- [WHAT YOU SHOULD DO]
Continue the article about the April retail sales report and first-quarter earnings below, starting after its last sentence.

- [GIVEN TEXT]
◇ ◇ ◇

Phony Retail Sales Report

Before the start of trading, the Commerce Department released a report showing much stronger than expected retail sales growth in the month of April.

The Commerce Department said retail sales surged up by 1.3 percent in April after slipping by 0.3 percent in March. Economists had expected sales to climb by 0.9 percent.

Look, we have just come off week after week of companies reporting terrible Q1 Earnings, including many big retailers. How is it that the government can report such a major improvement on the heels of earnings failures?

You will not hear this in very many places but the government uses somewhat arbitrary seasonal adjustments in nearly all of their economic reports. In this one, the government use a three times lower than normal estimate of retail sales, thus lowering the expectations to the point that complete failure in earnings reports still produces a surge in expected sales from the government. This goes on so much it makes us wonder why government economic reports even exist. It really is more like Pravda than reality.

Excluding a jump in auto sales, the government reported that retail sales still rose by 0.8 percent in April compared to an upwardly revised 0.4 percent increase in March.

In addition, a separate report from the University of Michigan also showed that consumer sentiment jumped to an eleven-month high in May, again not squaring with corporate earnings guidance.

Despite the fallibility of these reports regarding some optimism about the economic outlook, the data also leads to speculation about the possibility of an interest rate hike in the June FOMC meeting (. . . and there it is again, Federal Reserve jaw boning).

In response to the retail sales data, Steve Murphy, U.S. economist at Capital Economics, said a June rate hike by the Federal Reserve is a toss-up.

The activity data certainly warrants a hike, but separately we are becoming worried that May’s employment figures could be pulled down by a couple of big temporary factors,” Murphy said.

He added, “Given how cautious the Yellen-led Fed has shown itself to be, the decision next month could go either way.”

It is silly to try and outguess a Federal Reserve that perpetually talks both ways on all things economic. But my assessment is that they are on semi-permanent hold, despite the phony spin from phony economic reports the government pumps out.

Worst Earnings Season Since Financial Crisis

Over 90% of companies have reported their Q1 2016 earnings and the results confirm the worst quarterly report since the 2008 financial crisis, averaging 15.7% year-0ver-year declines. This earnings quarter also marks the first time we have seen four consecutive quarterly declines since the 2008 financial crisis.

And while much of the contraction can be blamed on the massive drop in energy revenues and earnings, a big surprise is that there were numerous consumer and retail company misses this quarter – so much so that second quarter downward revisions are already starting.

◇ ◇ ◇

- [MATERIAL]
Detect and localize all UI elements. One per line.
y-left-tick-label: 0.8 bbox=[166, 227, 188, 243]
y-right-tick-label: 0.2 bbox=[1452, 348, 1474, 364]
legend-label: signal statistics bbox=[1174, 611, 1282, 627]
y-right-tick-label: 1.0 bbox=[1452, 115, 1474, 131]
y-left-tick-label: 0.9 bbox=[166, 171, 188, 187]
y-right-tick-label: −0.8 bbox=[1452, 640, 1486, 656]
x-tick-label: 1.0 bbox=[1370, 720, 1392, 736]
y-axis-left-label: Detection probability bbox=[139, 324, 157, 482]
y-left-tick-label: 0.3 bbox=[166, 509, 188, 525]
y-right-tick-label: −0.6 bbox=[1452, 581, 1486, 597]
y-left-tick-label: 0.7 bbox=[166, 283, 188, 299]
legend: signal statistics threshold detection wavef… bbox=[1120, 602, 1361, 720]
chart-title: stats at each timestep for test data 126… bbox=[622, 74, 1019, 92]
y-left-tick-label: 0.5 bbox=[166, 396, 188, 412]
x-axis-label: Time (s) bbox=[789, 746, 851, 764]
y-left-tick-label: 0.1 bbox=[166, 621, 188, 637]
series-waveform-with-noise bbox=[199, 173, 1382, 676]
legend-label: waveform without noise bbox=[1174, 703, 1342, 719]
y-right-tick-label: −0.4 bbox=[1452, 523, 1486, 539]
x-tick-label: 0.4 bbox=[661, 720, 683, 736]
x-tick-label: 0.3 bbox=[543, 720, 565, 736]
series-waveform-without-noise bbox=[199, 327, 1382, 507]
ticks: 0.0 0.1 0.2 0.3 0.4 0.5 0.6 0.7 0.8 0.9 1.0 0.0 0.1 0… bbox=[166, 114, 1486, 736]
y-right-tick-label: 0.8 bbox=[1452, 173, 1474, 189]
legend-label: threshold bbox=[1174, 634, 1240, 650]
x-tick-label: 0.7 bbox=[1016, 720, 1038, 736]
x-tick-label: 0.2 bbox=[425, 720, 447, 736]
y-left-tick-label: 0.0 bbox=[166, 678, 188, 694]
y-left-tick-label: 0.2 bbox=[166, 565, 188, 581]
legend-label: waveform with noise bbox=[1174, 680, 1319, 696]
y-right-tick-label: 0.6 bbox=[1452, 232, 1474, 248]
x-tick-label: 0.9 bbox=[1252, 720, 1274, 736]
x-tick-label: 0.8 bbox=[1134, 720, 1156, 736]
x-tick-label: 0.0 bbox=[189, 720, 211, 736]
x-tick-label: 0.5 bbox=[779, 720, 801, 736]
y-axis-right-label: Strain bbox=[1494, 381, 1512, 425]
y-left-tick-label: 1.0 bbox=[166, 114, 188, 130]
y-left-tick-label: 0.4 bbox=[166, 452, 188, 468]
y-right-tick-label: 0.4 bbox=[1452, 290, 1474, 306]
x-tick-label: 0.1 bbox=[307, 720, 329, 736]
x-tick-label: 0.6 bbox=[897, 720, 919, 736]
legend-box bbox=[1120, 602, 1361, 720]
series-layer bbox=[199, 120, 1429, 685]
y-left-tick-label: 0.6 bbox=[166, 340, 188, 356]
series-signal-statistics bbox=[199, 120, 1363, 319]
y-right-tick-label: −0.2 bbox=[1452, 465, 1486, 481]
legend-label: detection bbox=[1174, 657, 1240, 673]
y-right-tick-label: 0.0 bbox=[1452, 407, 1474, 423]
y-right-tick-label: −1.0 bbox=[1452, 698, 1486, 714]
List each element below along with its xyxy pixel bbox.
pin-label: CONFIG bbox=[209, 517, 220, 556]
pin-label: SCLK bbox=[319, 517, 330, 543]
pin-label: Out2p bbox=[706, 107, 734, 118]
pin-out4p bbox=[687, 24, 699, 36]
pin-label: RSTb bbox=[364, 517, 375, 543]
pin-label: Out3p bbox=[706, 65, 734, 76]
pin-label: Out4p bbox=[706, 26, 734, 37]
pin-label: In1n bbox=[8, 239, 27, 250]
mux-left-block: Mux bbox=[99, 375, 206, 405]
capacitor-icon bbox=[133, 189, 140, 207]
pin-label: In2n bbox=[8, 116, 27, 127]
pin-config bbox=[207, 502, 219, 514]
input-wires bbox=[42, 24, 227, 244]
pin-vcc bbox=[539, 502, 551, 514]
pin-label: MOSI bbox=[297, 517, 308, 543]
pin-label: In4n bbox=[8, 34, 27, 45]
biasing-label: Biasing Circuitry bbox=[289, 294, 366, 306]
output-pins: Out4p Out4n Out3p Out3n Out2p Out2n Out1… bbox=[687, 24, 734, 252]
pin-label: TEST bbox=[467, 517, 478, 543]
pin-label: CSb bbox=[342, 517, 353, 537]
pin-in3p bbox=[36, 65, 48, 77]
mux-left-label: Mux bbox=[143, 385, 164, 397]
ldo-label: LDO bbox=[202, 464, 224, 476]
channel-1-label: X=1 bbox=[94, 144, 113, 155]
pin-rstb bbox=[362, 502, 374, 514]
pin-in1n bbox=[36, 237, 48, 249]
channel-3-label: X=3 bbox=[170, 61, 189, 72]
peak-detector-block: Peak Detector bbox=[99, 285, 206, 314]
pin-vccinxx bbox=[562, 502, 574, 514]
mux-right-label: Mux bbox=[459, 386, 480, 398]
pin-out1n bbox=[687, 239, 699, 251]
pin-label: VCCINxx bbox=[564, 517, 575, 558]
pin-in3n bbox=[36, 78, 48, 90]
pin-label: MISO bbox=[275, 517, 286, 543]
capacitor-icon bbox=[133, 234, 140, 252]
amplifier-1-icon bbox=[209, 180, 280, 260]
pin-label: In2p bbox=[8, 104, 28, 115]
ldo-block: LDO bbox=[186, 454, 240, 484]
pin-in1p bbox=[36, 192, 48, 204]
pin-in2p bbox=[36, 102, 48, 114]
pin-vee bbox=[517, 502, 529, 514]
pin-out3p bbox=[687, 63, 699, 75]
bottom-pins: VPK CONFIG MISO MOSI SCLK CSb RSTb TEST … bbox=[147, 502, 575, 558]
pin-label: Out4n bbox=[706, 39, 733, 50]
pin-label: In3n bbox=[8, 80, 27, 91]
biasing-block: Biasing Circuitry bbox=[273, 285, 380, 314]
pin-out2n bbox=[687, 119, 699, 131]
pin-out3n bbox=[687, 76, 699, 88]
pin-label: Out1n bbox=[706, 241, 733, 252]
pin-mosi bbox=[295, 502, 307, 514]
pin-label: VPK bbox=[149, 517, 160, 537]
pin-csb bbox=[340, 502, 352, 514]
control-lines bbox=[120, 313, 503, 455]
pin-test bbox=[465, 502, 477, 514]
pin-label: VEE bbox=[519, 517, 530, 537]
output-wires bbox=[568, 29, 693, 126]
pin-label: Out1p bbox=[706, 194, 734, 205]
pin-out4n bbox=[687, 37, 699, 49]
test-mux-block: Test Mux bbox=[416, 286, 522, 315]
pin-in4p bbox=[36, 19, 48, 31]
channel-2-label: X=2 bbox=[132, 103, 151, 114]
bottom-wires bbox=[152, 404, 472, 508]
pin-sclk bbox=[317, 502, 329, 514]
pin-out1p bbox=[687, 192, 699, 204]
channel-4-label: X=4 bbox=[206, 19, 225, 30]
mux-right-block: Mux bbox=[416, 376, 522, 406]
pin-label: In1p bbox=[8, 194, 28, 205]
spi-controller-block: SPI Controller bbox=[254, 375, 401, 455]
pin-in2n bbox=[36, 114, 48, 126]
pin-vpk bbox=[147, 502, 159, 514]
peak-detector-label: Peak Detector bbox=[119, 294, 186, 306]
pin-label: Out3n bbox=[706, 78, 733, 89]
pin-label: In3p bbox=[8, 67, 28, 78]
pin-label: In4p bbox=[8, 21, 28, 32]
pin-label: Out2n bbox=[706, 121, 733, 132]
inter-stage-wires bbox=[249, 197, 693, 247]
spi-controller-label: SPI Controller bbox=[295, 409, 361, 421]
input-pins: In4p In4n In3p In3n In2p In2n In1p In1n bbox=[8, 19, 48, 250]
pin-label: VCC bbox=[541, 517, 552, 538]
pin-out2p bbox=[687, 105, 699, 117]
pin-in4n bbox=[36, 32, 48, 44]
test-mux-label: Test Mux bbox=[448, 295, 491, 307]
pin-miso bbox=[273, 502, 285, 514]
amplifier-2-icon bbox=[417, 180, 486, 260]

◇ ◇ ◇

- [THE OUTPUT]
There is simply no correlation between real earnings and revenues and the government’s monthly report on retail sales, which came in on Friday at the best level in 13 months. Our suspicion for a long time is that the government more and more often blatantly fabricates their economic reports by using arbitrary seasonal adjustments and other accounting gimmicks designed to make the administration look good in spite of conflicting non-government data.

This coming week will see the last batch of corporate reports, mostly out of retail stocks, as 12 of the 21 companies in the index scheduled to report earnings next week are retailers.

There is a big shift occurring in retail as internet retailers continue to improve and expand in the face of deteriorating brick and mortar outlets. For example, eight of thirteen retail sectors still show some earnings growth but only the internet retails sector can show impressive performance. The others are dismal. And the five sectors showing year over year declines represent a massive proportion of our economy.

SP 500 Retail

 

I’m sorry this is so hard to read, but the top of the chart shows that Internet Retail Sales are up 143%, and the bottom shows the major Department Store sector at an earth shaking year-over-year decline of 48%. Some well-known companies like Macy’s, Kohl’s and Nordstrom have become recent “losers” in the earnings race.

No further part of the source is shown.